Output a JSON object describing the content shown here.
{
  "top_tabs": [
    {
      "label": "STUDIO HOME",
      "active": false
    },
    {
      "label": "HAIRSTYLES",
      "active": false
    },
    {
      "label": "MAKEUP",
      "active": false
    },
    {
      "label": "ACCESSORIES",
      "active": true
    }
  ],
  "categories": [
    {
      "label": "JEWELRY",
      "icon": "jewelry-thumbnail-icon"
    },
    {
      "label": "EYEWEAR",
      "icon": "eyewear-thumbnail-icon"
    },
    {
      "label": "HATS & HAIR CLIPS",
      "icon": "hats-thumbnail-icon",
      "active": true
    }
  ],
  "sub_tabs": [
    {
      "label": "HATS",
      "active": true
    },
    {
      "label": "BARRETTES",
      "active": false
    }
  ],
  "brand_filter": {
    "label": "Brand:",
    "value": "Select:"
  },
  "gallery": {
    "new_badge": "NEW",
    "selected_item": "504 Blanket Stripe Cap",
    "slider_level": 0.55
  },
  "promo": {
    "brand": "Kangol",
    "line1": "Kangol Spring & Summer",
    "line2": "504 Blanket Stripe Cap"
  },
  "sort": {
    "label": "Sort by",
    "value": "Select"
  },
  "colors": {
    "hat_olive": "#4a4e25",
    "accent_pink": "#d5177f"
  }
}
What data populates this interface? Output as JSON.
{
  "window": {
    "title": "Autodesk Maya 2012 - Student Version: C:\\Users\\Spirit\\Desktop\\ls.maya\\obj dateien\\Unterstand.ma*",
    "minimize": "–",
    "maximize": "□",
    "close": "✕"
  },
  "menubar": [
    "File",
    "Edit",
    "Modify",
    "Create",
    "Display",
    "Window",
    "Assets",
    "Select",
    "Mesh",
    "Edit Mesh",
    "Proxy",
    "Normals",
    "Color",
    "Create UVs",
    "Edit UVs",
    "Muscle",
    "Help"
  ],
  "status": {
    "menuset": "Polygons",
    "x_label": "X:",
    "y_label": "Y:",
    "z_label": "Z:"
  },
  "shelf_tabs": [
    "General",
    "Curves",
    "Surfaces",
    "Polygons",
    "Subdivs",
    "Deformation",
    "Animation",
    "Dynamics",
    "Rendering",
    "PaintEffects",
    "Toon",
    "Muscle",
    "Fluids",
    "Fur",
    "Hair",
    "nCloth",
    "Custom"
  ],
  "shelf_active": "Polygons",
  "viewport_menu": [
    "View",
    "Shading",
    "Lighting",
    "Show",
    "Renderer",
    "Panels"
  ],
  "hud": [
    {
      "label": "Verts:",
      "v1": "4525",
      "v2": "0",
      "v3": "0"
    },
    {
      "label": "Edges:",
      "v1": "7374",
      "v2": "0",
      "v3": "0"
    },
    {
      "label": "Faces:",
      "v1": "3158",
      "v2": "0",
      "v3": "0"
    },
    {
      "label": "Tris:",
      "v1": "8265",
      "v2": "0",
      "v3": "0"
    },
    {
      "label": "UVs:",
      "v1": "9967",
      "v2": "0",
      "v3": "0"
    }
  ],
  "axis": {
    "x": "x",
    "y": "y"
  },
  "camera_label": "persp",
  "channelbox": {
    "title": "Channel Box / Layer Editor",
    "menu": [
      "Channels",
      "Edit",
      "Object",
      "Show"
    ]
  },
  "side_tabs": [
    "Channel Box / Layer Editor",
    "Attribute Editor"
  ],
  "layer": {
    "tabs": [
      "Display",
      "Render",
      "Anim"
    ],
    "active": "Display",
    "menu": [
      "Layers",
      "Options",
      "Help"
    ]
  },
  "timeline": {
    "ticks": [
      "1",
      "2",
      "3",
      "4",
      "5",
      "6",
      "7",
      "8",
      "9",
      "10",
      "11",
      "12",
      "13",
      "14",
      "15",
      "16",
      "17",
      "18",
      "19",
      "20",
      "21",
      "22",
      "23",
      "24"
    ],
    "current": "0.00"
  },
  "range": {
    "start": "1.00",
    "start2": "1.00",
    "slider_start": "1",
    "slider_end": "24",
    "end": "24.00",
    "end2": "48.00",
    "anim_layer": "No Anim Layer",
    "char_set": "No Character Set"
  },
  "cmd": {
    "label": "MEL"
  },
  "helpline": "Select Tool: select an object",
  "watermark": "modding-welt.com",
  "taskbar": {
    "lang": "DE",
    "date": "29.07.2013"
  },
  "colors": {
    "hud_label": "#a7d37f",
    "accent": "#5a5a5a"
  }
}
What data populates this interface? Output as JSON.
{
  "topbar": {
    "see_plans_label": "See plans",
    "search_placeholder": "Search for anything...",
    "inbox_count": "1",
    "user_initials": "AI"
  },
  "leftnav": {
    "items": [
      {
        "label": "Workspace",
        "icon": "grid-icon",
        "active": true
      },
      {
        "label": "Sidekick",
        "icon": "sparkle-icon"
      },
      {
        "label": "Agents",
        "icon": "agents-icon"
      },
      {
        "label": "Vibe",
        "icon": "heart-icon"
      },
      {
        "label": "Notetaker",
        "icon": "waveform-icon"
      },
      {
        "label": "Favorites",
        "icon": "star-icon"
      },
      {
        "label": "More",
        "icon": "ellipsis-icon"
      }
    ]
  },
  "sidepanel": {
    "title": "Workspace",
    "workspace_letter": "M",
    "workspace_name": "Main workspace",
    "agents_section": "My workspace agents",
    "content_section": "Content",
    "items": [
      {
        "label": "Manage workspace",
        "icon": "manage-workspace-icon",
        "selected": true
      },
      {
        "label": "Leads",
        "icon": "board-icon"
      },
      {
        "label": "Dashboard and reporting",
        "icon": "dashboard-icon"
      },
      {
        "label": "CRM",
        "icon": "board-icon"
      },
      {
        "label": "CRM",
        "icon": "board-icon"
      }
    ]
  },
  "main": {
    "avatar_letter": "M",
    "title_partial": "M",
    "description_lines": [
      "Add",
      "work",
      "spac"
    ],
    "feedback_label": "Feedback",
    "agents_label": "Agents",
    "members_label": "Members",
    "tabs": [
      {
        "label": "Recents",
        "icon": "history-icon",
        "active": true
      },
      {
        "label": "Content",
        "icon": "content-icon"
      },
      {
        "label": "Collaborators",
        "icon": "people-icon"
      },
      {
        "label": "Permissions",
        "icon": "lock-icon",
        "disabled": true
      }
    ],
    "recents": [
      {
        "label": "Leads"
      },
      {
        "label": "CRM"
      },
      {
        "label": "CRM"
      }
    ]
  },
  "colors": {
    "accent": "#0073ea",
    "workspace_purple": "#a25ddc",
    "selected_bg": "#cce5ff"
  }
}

-.-.-

- _Given task_:
Identify and copy all lines with the word "thumbnail".

- _Full solution_:
      "icon": "jewelry-thumbnail-icon"
      "icon": "eyewear-thumbnail-icon"
      "icon": "hats-thumbnail-icon",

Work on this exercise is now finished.